Go through the entries below and print each one exactly, leaving out pictures.
================
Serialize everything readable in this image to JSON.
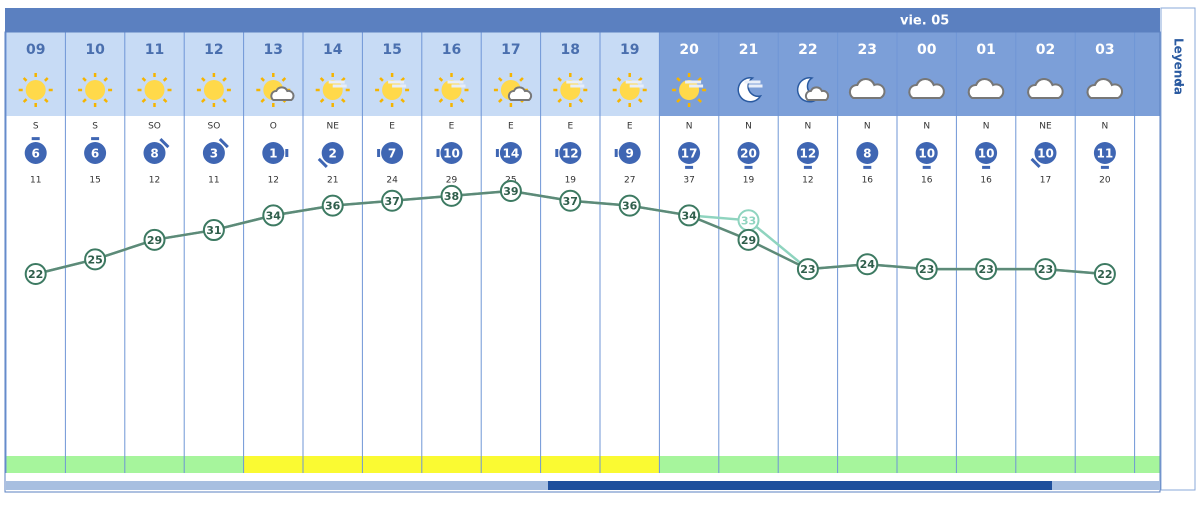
{
  "widget": {
    "legend": "Leyenda",
    "columns": [
      {
        "hour": "09",
        "night": false,
        "icon": "sun",
        "wind_dir": "S",
        "wind_speed": 6,
        "gust": 11,
        "temp": 22,
        "feels": 22,
        "band": "#a6f59c"
      },
      {
        "hour": "10",
        "night": false,
        "icon": "sun",
        "wind_dir": "S",
        "wind_speed": 6,
        "gust": 15,
        "temp": 25,
        "feels": 25,
        "band": "#a6f59c"
      },
      {
        "hour": "11",
        "night": false,
        "icon": "sun",
        "wind_dir": "SO",
        "wind_speed": 8,
        "gust": 12,
        "temp": 29,
        "feels": 29,
        "band": "#a6f59c"
      },
      {
        "hour": "12",
        "night": false,
        "icon": "sun",
        "wind_dir": "SO",
        "wind_speed": 3,
        "gust": 11,
        "temp": 31,
        "feels": 31,
        "band": "#a6f59c"
      },
      {
        "hour": "13",
        "night": false,
        "icon": "sun-cloud",
        "wind_dir": "O",
        "wind_speed": 1,
        "gust": 12,
        "temp": 34,
        "feels": 34,
        "band": "#fafa32"
      },
      {
        "hour": "14",
        "night": false,
        "icon": "sun-haze",
        "wind_dir": "NE",
        "wind_speed": 2,
        "gust": 21,
        "temp": 36,
        "feels": 36,
        "band": "#fafa32"
      },
      {
        "hour": "15",
        "night": false,
        "icon": "sun-haze",
        "wind_dir": "E",
        "wind_speed": 7,
        "gust": 24,
        "temp": 37,
        "feels": 37,
        "band": "#fafa32"
      },
      {
        "hour": "16",
        "night": false,
        "icon": "sun-haze",
        "wind_dir": "E",
        "wind_speed": 10,
        "gust": 29,
        "temp": 38,
        "feels": 38,
        "band": "#fafa32"
      },
      {
        "hour": "17",
        "night": false,
        "icon": "sun-cloud",
        "wind_dir": "E",
        "wind_speed": 14,
        "gust": 25,
        "temp": 39,
        "feels": 39,
        "band": "#fafa32"
      },
      {
        "hour": "18",
        "night": false,
        "icon": "sun-haze",
        "wind_dir": "E",
        "wind_speed": 12,
        "gust": 19,
        "temp": 37,
        "feels": 37,
        "band": "#fafa32"
      },
      {
        "hour": "19",
        "night": false,
        "icon": "sun-haze",
        "wind_dir": "E",
        "wind_speed": 9,
        "gust": 27,
        "temp": 36,
        "feels": 36,
        "band": "#fafa32"
      },
      {
        "hour": "20",
        "night": true,
        "icon": "sun-haze",
        "wind_dir": "N",
        "wind_speed": 17,
        "gust": 37,
        "temp": 34,
        "feels": 34,
        "band": "#a6f59c"
      },
      {
        "hour": "21",
        "night": true,
        "icon": "moon-haze",
        "wind_dir": "N",
        "wind_speed": 20,
        "gust": 19,
        "temp": 29,
        "feels": 33,
        "band": "#a6f59c"
      },
      {
        "hour": "22",
        "night": true,
        "icon": "moon-cloud",
        "wind_dir": "N",
        "wind_speed": 12,
        "gust": 12,
        "temp": 23,
        "feels": 23,
        "band": "#a6f59c"
      },
      {
        "hour": "23",
        "night": true,
        "icon": "cloud",
        "wind_dir": "N",
        "wind_speed": 8,
        "gust": 16,
        "temp": 24,
        "feels": 24,
        "band": "#a6f59c"
      },
      {
        "hour": "00",
        "day": "vie. 05",
        "night": true,
        "icon": "cloud",
        "wind_dir": "N",
        "wind_speed": 10,
        "gust": 16,
        "temp": 23,
        "feels": 23,
        "band": "#a6f59c"
      },
      {
        "hour": "01",
        "night": true,
        "icon": "cloud",
        "wind_dir": "N",
        "wind_speed": 10,
        "gust": 16,
        "temp": 23,
        "feels": 23,
        "band": "#a6f59c"
      },
      {
        "hour": "02",
        "night": true,
        "icon": "cloud",
        "wind_dir": "NE",
        "wind_speed": 10,
        "gust": 17,
        "temp": 23,
        "feels": 23,
        "band": "#a6f59c"
      },
      {
        "hour": "03",
        "night": true,
        "icon": "cloud",
        "wind_dir": "N",
        "wind_speed": 11,
        "gust": 20,
        "temp": 22,
        "feels": 22,
        "band": "#a6f59c"
      }
    ]
  }
}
================
• THE OUTPUT
Serialize everything readable in this image to JSON.
{
  "widget": {
    "legend": "Leyenda",
    "columns": [
      {
        "hour": "09",
        "night": false,
        "icon": "sun",
        "wind_dir": "S",
        "wind_speed": 6,
        "gust": 11,
        "temp": 22,
        "feels": 22,
        "band": "#a6f59c"
      },
      {
        "hour": "10",
        "night": false,
        "icon": "sun",
        "wind_dir": "S",
        "wind_speed": 6,
        "gust": 15,
        "temp": 25,
        "feels": 25,
        "band": "#a6f59c"
      },
      {
        "hour": "11",
        "night": false,
        "icon": "sun",
        "wind_dir": "SO",
        "wind_speed": 8,
        "gust": 12,
        "temp": 29,
        "feels": 29,
        "band": "#a6f59c"
      },
      {
        "hour": "12",
        "night": false,
        "icon": "sun",
        "wind_dir": "SO",
        "wind_speed": 3,
        "gust": 11,
        "temp": 31,
        "feels": 31,
        "band": "#a6f59c"
      },
      {
        "hour": "13",
        "night": false,
        "icon": "sun-cloud",
        "wind_dir": "O",
        "wind_speed": 1,
        "gust": 12,
        "temp": 34,
        "feels": 34,
        "band": "#fafa32"
      },
      {
        "hour": "14",
        "night": false,
        "icon": "sun-haze",
        "wind_dir": "NE",
        "wind_speed": 2,
        "gust": 21,
        "temp": 36,
        "feels": 36,
        "band": "#fafa32"
      },
      {
        "hour": "15",
        "night": false,
        "icon": "sun-haze",
        "wind_dir": "E",
        "wind_speed": 7,
        "gust": 24,
        "temp": 37,
        "feels": 37,
        "band": "#fafa32"
      },
      {
        "hour": "16",
        "night": false,
        "icon": "sun-haze",
        "wind_dir": "E",
        "wind_speed": 10,
        "gust": 29,
        "temp": 38,
        "feels": 38,
        "band": "#fafa32"
      },
      {
        "hour": "17",
        "night": false,
        "icon": "sun-cloud",
        "wind_dir": "E",
        "wind_speed": 14,
        "gust": 25,
        "temp": 39,
        "feels": 39,
        "band": "#fafa32"
      },
      {
        "hour": "18",
        "night": false,
        "icon": "sun-haze",
        "wind_dir": "E",
        "wind_speed": 12,
        "gust": 19,
        "temp": 37,
        "feels": 37,
        "band": "#fafa32"
      },
      {
        "hour": "19",
        "night": false,
        "icon": "sun-haze",
        "wind_dir": "E",
        "wind_speed": 9,
        "gust": 27,
        "temp": 36,
        "feels": 36,
        "band": "#fafa32"
      },
      {
        "hour": "20",
        "night": true,
        "icon": "sun-haze",
        "wind_dir": "N",
        "wind_speed": 17,
        "gust": 37,
        "temp": 34,
        "feels": 34,
        "band": "#a6f59c"
      },
      {
        "hour": "21",
        "night": true,
        "icon": "moon-haze",
        "wind_dir": "N",
        "wind_speed": 20,
        "gust": 19,
        "temp": 29,
        "feels": 33,
        "band": "#a6f59c"
      },
      {
        "hour": "22",
        "night": true,
        "icon": "moon-cloud",
        "wind_dir": "N",
        "wind_speed": 12,
        "gust": 12,
        "temp": 23,
        "feels": 23,
        "band": "#a6f59c"
      },
      {
        "hour": "23",
        "night": true,
        "icon": "cloud",
        "wind_dir": "N",
        "wind_speed": 8,
        "gust": 16,
        "temp": 24,
        "feels": 24,
        "band": "#a6f59c"
      },
      {
        "hour": "00",
        "day": "vie. 05",
        "night": true,
        "icon": "cloud",
        "wind_dir": "N",
        "wind_speed": 10,
        "gust": 16,
        "temp": 23,
        "feels": 23,
        "band": "#a6f59c"
      },
      {
        "hour": "01",
        "night": true,
        "icon": "cloud",
        "wind_dir": "N",
        "wind_speed": 10,
        "gust": 16,
        "temp": 23,
        "feels": 23,
        "band": "#a6f59c"
      },
      {
        "hour": "02",
        "night": true,
        "icon": "cloud",
        "wind_dir": "NE",
        "wind_speed": 10,
        "gust": 17,
        "temp": 23,
        "feels": 23,
        "band": "#a6f59c"
      },
      {
        "hour": "03",
        "night": true,
        "icon": "cloud",
        "wind_dir": "N",
        "wind_speed": 11,
        "gust": 20,
        "temp": 22,
        "feels": 22,
        "band": "#a6f59c"
      }
    ]
  }
}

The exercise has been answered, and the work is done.